GIVEN PROBLEM - Reproduce the data that follows in its entirety, character for character.

-- start THE RECORDS --

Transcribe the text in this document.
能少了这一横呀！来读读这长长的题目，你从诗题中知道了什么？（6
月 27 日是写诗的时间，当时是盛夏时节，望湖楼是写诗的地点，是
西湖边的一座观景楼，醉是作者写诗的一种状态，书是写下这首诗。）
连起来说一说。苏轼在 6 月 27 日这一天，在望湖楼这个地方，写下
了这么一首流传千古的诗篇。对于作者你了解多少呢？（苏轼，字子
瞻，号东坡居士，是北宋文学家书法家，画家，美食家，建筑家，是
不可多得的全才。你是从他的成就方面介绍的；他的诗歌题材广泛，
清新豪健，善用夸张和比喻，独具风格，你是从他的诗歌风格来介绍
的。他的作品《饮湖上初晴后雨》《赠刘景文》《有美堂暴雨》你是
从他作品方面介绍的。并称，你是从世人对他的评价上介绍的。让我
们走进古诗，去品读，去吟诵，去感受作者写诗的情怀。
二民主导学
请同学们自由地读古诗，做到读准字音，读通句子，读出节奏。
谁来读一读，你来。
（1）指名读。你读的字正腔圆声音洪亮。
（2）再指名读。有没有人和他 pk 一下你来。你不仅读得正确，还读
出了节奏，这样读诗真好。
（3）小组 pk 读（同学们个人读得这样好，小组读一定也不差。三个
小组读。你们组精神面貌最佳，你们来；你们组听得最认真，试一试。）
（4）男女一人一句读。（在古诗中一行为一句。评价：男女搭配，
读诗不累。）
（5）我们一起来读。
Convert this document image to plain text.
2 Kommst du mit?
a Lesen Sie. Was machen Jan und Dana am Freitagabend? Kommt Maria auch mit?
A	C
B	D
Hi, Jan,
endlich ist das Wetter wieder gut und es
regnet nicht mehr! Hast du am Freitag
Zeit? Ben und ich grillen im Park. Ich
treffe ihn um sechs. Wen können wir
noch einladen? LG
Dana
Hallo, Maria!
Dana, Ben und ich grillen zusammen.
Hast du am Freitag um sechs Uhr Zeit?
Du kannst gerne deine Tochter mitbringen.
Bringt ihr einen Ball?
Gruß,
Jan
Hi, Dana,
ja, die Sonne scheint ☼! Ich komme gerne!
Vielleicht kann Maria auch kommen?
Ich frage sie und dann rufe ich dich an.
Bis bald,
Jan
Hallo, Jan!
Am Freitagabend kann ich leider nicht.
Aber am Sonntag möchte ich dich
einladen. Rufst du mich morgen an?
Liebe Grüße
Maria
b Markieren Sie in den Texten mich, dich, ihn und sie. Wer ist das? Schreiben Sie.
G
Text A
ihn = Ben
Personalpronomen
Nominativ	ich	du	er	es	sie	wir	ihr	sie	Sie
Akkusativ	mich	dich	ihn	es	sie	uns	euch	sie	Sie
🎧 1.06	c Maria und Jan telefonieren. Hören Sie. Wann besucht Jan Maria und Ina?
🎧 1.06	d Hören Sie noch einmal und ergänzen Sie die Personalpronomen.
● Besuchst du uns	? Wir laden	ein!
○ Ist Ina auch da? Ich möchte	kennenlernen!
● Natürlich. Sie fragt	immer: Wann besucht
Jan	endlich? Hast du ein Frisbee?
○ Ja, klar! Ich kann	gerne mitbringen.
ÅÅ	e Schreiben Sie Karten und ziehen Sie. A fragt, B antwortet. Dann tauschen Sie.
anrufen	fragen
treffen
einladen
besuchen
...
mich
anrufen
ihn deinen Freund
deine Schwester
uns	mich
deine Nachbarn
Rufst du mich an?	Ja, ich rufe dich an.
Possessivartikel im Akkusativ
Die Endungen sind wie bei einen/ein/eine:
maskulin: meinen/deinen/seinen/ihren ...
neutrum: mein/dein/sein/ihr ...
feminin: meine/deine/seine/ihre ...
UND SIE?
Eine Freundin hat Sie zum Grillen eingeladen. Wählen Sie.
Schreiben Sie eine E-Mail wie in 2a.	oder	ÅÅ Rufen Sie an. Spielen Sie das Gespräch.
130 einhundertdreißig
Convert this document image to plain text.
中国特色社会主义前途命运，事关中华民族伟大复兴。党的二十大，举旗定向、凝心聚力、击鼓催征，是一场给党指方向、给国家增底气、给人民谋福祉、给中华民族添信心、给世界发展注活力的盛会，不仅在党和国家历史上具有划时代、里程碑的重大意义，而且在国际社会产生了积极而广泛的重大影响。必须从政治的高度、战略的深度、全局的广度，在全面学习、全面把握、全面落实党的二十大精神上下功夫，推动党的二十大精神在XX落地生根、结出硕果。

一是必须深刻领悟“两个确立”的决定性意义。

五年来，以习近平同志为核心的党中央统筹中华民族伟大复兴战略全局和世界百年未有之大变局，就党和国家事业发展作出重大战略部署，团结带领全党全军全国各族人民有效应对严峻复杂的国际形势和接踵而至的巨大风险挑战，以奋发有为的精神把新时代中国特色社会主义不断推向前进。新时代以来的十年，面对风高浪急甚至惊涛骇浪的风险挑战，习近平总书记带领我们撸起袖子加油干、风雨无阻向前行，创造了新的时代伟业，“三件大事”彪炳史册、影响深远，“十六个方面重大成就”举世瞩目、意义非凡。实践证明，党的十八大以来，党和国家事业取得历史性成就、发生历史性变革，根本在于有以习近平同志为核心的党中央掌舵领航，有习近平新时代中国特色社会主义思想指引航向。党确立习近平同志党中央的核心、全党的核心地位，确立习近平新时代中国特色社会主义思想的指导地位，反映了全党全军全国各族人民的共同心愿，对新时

-- end THE RECORDS --

RESULT FOR THIS EXERCISE -
Transcribe the text in this document.
能少了这一横呀！来读读这长长的题目，你从诗题中知道了什么？（6
月 27 日是写诗的时间，当时是盛夏时节，望湖楼是写诗的地点，是
西湖边的一座观景楼，醉是作者写诗的一种状态，书是写下这首诗。）
连起来说一说。苏轼在 6 月 27 日这一天，在望湖楼这个地方，写下
了这么一首流传千古的诗篇。对于作者你了解多少呢？（苏轼，字子
瞻，号东坡居士，是北宋文学家书法家，画家，美食家，建筑家，是
不可多得的全才。你是从他的成就方面介绍的；他的诗歌题材广泛，
清新豪健，善用夸张和比喻，独具风格，你是从他的诗歌风格来介绍
的。他的作品《饮湖上初晴后雨》《赠刘景文》《有美堂暴雨》你是
从他作品方面介绍的。并称，你是从世人对他的评价上介绍的。让我
们走进古诗，去品读，去吟诵，去感受作者写诗的情怀。
二民主导学
请同学们自由地读古诗，做到读准字音，读通句子，读出节奏。
谁来读一读，你来。
（1）指名读。你读的字正腔圆声音洪亮。
（2）再指名读。有没有人和他 pk 一下你来。你不仅读得正确，还读
出了节奏，这样读诗真好。
（3）小组 pk 读（同学们个人读得这样好，小组读一定也不差。三个
小组读。你们组精神面貌最佳，你们来；你们组听得最认真，试一试。）
（4）男女一人一句读。（在古诗中一行为一句。评价：男女搭配，
读诗不累。）
（5）我们一起来读。
Convert this document image to plain text.
2 Kommst du mit?
a Lesen Sie. Was machen Jan und Dana am Freitagabend? Kommt Maria auch mit?
A	C
B	D
Hi, Jan,
endlich ist das Wetter wieder gut und es
regnet nicht mehr! Hast du am Freitag
Zeit? Ben und ich grillen im Park. Ich
treffe ihn um sechs. Wen können wir
noch einladen? LG
Dana
Hallo, Maria!
Dana, Ben und ich grillen zusammen.
Hast du am Freitag um sechs Uhr Zeit?
Du kannst gerne deine Tochter mitbringen.
Bringt ihr einen Ball?
Gruß,
Jan
Hi, Dana,
ja, die Sonne scheint ☼! Ich komme gerne!
Vielleicht kann Maria auch kommen?
Ich frage sie und dann rufe ich dich an.
Bis bald,
Jan
Hallo, Jan!
Am Freitagabend kann ich leider nicht.
Aber am Sonntag möchte ich dich
einladen. Rufst du mich morgen an?
Liebe Grüße
Maria
b Markieren Sie in den Texten mich, dich, ihn und sie. Wer ist das? Schreiben Sie.
G
Text A
ihn = Ben
Personalpronomen
Nominativ	ich	du	er	es	sie	wir	ihr	sie	Sie
Akkusativ	mich	dich	ihn	es	sie	uns	euch	sie	Sie
🎧 1.06	c Maria und Jan telefonieren. Hören Sie. Wann besucht Jan Maria und Ina?
🎧 1.06	d Hören Sie noch einmal und ergänzen Sie die Personalpronomen.
● Besuchst du uns	? Wir laden	ein!
○ Ist Ina auch da? Ich möchte	kennenlernen!
● Natürlich. Sie fragt	immer: Wann besucht
Jan	endlich? Hast du ein Frisbee?
○ Ja, klar! Ich kann	gerne mitbringen.
ÅÅ	e Schreiben Sie Karten und ziehen Sie. A fragt, B antwortet. Dann tauschen Sie.
anrufen	fragen
treffen
einladen
besuchen
...
mich
anrufen
ihn deinen Freund
deine Schwester
uns	mich
deine Nachbarn
Rufst du mich an?	Ja, ich rufe dich an.
Possessivartikel im Akkusativ
Die Endungen sind wie bei einen/ein/eine:
maskulin: meinen/deinen/seinen/ihren ...
neutrum: mein/dein/sein/ihr ...
feminin: meine/deine/seine/ihre ...
UND SIE?
Eine Freundin hat Sie zum Grillen eingeladen. Wählen Sie.
Schreiben Sie eine E-Mail wie in 2a.	oder	ÅÅ Rufen Sie an. Spielen Sie das Gespräch.
130 einhundertdreißig
Convert this document image to plain text.
中国特色社会主义前途命运，事关中华民族伟大复兴。党的二十大，举旗定向、凝心聚力、击鼓催征，是一场给党指方向、给国家增底气、给人民谋福祉、给中华民族添信心、给世界发展注活力的盛会，不仅在党和国家历史上具有划时代、里程碑的重大意义，而且在国际社会产生了积极而广泛的重大影响。必须从政治的高度、战略的深度、全局的广度，在全面学习、全面把握、全面落实党的二十大精神上下功夫，推动党的二十大精神在XX落地生根、结出硕果。

一是必须深刻领悟“两个确立”的决定性意义。

五年来，以习近平同志为核心的党中央统筹中华民族伟大复兴战略全局和世界百年未有之大变局，就党和国家事业发展作出重大战略部署，团结带领全党全军全国各族人民有效应对严峻复杂的国际形势和接踵而至的巨大风险挑战，以奋发有为的精神把新时代中国特色社会主义不断推向前进。新时代以来的十年，面对风高浪急甚至惊涛骇浪的风险挑战，习近平总书记带领我们撸起袖子加油干、风雨无阻向前行，创造了新的时代伟业，“三件大事”彪炳史册、影响深远，“十六个方面重大成就”举世瞩目、意义非凡。实践证明，党的十八大以来，党和国家事业取得历史性成就、发生历史性变革，根本在于有以习近平同志为核心的党中央掌舵领航，有习近平新时代中国特色社会主义思想指引航向。党确立习近平同志党中央的核心、全党的核心地位，确立习近平新时代中国特色社会主义思想的指导地位，反映了全党全军全国各族人民的共同心愿，对新时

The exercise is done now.